Exercise objective - Check each line of the records for "Supernovae"; collect those that have it.

Records supplied -
──────────────────────────────
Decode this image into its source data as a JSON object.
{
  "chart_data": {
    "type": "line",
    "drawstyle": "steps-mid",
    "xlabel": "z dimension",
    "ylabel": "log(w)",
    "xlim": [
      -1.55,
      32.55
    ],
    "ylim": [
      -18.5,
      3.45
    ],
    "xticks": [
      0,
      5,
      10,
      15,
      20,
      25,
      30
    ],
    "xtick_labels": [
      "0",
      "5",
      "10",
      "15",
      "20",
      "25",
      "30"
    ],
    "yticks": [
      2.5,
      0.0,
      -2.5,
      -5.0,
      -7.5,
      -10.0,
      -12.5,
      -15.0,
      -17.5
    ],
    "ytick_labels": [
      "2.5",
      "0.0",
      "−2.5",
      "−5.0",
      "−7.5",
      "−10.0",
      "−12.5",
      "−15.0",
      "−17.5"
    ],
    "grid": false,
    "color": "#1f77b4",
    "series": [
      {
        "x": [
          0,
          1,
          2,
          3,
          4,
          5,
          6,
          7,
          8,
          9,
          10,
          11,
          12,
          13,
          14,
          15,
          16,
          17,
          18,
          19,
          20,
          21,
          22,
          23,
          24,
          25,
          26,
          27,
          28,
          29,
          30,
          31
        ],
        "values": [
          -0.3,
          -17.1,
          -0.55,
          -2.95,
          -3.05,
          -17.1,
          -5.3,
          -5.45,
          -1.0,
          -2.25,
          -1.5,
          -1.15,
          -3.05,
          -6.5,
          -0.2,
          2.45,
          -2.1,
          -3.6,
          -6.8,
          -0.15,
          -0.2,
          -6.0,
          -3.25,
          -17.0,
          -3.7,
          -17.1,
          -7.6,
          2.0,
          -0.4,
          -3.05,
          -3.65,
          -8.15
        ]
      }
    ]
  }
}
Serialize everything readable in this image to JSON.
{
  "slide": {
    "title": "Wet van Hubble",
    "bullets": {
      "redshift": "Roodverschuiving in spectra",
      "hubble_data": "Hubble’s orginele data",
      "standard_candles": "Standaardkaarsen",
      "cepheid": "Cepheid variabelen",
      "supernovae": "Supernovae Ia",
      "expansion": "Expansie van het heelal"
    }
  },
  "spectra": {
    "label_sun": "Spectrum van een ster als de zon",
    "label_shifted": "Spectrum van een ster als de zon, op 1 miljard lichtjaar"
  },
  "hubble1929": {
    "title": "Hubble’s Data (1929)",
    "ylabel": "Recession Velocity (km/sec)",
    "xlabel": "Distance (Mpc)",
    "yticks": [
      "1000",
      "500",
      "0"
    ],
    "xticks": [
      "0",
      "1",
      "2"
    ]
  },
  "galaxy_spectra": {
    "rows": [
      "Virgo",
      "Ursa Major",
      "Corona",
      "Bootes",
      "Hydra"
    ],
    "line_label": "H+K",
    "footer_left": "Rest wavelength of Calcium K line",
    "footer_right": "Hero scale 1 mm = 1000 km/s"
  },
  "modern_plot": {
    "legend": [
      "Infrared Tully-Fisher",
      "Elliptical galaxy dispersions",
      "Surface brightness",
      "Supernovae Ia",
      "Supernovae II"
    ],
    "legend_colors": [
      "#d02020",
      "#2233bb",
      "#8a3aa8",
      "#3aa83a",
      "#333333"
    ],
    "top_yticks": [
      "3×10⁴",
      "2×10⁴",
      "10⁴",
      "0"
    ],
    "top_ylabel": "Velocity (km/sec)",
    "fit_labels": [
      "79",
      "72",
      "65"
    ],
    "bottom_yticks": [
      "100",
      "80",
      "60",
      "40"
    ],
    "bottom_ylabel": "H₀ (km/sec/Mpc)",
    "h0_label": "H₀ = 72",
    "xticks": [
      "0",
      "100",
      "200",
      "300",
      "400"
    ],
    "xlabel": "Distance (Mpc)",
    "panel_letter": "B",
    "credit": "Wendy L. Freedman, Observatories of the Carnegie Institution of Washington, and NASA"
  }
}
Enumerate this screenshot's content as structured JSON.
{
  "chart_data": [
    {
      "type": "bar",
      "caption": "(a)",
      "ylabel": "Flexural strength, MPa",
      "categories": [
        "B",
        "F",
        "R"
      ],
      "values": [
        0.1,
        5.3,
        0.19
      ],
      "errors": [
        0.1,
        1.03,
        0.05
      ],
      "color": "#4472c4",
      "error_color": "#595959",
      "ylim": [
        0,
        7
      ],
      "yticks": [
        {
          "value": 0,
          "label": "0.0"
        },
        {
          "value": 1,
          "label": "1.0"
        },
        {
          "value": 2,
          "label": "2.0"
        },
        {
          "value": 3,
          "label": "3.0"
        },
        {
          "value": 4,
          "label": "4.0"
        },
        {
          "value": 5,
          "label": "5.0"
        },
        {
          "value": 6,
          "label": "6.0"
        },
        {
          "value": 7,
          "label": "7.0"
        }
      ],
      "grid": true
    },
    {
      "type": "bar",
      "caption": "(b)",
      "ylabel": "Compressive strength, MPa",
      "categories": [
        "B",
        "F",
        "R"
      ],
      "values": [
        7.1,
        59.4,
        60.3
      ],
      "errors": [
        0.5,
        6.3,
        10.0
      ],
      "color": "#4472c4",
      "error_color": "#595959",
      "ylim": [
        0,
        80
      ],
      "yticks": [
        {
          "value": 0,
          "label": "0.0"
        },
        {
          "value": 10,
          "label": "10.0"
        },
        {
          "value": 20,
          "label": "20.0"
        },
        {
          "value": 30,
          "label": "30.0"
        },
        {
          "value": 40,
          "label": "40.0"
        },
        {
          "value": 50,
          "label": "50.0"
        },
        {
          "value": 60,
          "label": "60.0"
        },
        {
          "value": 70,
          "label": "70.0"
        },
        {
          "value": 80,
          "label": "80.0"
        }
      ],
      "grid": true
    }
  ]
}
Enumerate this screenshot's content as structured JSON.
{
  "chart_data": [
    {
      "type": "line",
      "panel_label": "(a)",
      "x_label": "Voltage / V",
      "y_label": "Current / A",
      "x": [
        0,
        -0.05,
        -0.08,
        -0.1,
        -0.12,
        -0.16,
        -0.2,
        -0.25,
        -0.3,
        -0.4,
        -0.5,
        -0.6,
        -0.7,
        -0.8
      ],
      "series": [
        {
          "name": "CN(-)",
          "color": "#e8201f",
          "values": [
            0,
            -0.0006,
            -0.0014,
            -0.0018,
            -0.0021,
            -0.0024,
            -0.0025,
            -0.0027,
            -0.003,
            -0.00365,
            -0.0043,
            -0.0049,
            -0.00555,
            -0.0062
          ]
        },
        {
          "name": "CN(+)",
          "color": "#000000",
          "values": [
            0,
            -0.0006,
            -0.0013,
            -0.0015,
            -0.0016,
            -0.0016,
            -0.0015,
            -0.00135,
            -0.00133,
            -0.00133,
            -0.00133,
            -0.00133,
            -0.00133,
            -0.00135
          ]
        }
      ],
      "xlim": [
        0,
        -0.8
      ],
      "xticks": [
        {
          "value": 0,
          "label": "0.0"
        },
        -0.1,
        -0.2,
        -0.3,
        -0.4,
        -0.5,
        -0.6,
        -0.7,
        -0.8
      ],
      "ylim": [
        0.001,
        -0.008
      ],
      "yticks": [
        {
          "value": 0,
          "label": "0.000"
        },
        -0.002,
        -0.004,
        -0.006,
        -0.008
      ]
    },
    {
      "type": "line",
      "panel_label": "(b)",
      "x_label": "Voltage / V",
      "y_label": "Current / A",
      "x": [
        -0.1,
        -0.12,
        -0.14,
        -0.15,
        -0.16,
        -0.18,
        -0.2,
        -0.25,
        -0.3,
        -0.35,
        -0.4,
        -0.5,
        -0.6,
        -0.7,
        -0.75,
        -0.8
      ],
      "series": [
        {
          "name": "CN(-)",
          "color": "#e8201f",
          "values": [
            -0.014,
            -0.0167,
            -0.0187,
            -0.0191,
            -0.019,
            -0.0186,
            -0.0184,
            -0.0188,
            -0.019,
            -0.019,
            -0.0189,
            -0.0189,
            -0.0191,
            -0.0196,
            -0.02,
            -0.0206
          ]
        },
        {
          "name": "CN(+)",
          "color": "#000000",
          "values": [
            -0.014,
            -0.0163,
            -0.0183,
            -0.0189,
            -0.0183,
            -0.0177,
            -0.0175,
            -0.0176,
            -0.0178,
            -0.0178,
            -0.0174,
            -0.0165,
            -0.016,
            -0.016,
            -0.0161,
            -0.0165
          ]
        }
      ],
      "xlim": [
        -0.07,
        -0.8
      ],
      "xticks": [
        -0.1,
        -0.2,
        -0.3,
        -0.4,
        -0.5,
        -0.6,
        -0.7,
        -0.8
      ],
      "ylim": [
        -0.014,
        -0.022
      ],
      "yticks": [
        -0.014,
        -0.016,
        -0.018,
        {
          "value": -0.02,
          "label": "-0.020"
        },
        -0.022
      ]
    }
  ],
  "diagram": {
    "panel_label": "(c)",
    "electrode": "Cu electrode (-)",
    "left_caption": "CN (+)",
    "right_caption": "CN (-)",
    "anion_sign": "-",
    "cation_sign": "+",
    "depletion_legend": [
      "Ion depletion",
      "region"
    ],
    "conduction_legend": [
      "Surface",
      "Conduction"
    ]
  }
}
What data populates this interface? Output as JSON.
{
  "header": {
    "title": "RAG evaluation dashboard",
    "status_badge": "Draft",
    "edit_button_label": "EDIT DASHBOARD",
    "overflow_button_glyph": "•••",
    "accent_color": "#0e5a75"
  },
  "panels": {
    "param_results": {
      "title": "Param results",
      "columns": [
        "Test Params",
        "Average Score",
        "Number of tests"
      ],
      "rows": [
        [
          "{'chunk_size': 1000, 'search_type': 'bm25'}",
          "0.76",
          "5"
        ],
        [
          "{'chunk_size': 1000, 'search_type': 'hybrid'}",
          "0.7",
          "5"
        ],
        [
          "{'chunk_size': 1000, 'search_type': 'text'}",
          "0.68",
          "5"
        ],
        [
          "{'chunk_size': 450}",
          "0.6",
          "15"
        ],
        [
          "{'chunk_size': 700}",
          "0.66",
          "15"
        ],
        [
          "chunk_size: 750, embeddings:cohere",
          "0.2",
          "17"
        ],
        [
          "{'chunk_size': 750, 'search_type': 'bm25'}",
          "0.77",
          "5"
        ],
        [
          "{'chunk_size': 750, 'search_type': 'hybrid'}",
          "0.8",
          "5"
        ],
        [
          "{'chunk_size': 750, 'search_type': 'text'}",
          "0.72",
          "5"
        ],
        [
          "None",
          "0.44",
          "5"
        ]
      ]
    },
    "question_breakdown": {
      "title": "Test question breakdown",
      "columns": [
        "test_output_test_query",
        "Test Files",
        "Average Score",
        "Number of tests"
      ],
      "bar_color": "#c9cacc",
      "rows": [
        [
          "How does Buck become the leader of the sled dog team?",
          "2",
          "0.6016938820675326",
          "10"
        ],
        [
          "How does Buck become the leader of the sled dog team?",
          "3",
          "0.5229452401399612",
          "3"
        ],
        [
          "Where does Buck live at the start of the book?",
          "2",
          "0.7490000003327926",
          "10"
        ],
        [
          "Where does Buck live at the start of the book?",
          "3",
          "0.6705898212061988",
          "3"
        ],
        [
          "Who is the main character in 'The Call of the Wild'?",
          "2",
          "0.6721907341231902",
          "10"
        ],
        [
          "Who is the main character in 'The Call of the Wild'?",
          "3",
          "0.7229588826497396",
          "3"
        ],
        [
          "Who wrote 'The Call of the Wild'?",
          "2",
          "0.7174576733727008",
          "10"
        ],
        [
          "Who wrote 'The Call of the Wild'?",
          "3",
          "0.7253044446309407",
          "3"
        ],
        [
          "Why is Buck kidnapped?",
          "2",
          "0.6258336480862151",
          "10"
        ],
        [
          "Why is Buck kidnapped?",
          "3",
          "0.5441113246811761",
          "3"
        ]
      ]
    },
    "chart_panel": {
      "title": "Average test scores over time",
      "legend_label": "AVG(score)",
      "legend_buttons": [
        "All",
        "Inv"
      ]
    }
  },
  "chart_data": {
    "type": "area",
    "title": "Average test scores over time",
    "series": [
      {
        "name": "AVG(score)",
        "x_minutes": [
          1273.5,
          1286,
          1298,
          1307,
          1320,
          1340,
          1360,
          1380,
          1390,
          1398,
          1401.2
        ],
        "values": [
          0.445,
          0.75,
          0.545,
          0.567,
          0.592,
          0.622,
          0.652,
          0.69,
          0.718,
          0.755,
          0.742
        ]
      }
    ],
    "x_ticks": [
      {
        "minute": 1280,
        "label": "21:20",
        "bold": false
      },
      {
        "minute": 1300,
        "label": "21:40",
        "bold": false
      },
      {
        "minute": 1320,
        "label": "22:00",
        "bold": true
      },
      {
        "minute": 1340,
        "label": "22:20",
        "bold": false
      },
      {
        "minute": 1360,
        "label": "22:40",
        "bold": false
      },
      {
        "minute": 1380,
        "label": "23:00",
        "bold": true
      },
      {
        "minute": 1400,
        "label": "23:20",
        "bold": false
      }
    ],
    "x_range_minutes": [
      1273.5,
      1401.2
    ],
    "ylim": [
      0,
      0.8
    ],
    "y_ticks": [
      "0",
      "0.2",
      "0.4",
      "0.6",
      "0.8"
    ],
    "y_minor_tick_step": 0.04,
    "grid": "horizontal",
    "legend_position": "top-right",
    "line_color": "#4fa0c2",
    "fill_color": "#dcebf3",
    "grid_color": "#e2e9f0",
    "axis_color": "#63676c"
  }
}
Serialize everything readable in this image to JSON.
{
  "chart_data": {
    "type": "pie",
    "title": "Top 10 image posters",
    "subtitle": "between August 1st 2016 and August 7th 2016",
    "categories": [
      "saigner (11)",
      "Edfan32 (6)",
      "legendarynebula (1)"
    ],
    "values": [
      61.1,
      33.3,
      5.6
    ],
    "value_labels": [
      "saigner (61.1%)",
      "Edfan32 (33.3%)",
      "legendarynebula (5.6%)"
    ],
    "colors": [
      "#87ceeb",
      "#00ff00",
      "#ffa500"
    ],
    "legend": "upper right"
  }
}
──────────────────────────────
Solution below -
      "supernovae": "Supernovae Ia",
      "Supernovae Ia",
      "Supernovae II"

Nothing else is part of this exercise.